Dataset listings of figures:
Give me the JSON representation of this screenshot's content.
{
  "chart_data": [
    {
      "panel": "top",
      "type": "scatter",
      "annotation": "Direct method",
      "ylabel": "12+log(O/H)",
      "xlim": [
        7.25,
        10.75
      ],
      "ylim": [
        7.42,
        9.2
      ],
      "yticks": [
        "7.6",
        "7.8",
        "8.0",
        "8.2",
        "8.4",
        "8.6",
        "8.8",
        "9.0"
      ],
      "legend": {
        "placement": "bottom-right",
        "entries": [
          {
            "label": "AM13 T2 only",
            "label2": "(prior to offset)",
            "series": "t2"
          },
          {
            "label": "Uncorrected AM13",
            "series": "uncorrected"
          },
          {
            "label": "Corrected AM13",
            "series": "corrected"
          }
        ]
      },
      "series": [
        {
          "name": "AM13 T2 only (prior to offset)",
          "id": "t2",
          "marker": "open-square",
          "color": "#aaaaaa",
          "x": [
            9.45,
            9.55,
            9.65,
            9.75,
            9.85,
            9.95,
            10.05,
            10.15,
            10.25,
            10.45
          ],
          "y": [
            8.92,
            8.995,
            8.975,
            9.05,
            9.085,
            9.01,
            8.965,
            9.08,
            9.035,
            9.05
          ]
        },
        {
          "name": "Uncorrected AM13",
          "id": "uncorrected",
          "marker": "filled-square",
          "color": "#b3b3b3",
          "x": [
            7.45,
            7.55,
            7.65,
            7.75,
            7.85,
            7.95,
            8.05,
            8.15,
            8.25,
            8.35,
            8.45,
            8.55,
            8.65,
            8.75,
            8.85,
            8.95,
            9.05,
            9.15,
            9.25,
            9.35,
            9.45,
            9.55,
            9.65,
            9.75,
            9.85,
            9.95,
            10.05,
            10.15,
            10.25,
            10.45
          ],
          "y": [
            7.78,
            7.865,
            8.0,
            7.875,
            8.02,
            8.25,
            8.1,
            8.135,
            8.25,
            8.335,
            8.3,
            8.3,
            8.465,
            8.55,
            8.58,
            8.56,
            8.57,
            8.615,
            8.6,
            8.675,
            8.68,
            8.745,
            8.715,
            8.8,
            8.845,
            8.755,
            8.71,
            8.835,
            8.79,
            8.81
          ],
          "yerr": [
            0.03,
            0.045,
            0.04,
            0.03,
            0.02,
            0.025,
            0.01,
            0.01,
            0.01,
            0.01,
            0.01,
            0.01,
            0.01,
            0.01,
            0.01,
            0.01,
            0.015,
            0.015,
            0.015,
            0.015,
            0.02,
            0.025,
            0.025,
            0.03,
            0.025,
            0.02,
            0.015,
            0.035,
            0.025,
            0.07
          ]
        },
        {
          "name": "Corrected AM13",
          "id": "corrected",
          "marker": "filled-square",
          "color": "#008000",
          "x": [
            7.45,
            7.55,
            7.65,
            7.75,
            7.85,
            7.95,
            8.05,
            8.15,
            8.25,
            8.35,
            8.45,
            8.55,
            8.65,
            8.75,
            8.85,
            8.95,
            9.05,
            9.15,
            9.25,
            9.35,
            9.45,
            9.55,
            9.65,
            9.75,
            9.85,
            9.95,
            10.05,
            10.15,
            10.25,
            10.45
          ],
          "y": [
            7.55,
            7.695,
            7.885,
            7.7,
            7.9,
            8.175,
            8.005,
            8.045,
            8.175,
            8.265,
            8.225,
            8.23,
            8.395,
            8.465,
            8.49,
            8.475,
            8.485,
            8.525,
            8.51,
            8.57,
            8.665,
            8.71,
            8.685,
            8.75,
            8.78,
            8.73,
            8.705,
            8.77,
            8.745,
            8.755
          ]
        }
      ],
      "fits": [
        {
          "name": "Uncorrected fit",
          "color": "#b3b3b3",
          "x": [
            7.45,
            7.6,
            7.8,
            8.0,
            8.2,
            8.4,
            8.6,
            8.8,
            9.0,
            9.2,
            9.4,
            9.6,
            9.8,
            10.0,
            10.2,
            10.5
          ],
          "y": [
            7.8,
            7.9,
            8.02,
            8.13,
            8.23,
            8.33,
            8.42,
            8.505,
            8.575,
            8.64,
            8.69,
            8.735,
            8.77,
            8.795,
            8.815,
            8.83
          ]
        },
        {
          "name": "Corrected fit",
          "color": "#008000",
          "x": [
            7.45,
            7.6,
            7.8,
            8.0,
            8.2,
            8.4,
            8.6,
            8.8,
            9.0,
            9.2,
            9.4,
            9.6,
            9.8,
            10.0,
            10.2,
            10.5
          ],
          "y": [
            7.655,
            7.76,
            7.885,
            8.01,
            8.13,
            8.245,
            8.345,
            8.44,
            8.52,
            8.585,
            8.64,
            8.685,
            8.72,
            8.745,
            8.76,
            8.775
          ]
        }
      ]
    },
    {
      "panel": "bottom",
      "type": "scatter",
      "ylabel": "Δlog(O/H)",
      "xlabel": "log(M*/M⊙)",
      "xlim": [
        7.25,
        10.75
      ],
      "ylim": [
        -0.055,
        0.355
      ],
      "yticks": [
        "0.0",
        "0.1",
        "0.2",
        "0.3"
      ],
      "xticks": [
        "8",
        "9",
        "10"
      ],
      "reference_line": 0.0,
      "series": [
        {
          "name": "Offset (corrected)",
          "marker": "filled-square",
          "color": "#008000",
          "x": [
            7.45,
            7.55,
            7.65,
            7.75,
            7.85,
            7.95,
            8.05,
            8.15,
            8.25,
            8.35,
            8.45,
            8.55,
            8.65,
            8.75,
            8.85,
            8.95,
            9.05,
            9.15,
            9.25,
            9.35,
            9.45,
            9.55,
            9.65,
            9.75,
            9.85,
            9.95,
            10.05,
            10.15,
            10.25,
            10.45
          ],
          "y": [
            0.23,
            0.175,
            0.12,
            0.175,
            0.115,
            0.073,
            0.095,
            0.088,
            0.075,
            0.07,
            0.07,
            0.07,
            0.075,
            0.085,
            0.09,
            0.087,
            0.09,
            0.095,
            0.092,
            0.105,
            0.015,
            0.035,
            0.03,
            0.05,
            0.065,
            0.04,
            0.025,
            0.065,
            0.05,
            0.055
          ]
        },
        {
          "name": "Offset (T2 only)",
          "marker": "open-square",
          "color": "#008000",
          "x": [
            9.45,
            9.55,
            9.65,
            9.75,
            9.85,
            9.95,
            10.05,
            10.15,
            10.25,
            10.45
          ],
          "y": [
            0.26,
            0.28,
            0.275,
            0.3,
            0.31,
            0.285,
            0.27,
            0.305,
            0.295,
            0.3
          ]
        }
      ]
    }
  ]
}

TASK:
Go through the records and show every line with the string "name" in it.

FINISHED EXERCISE:
          "name": "AM13 T2 only (prior to offset)",
          "name": "Uncorrected AM13",
          "name": "Corrected AM13",
          "name": "Uncorrected fit",
          "name": "Corrected fit",
          "name": "Offset (corrected)",
          "name": "Offset (T2 only)",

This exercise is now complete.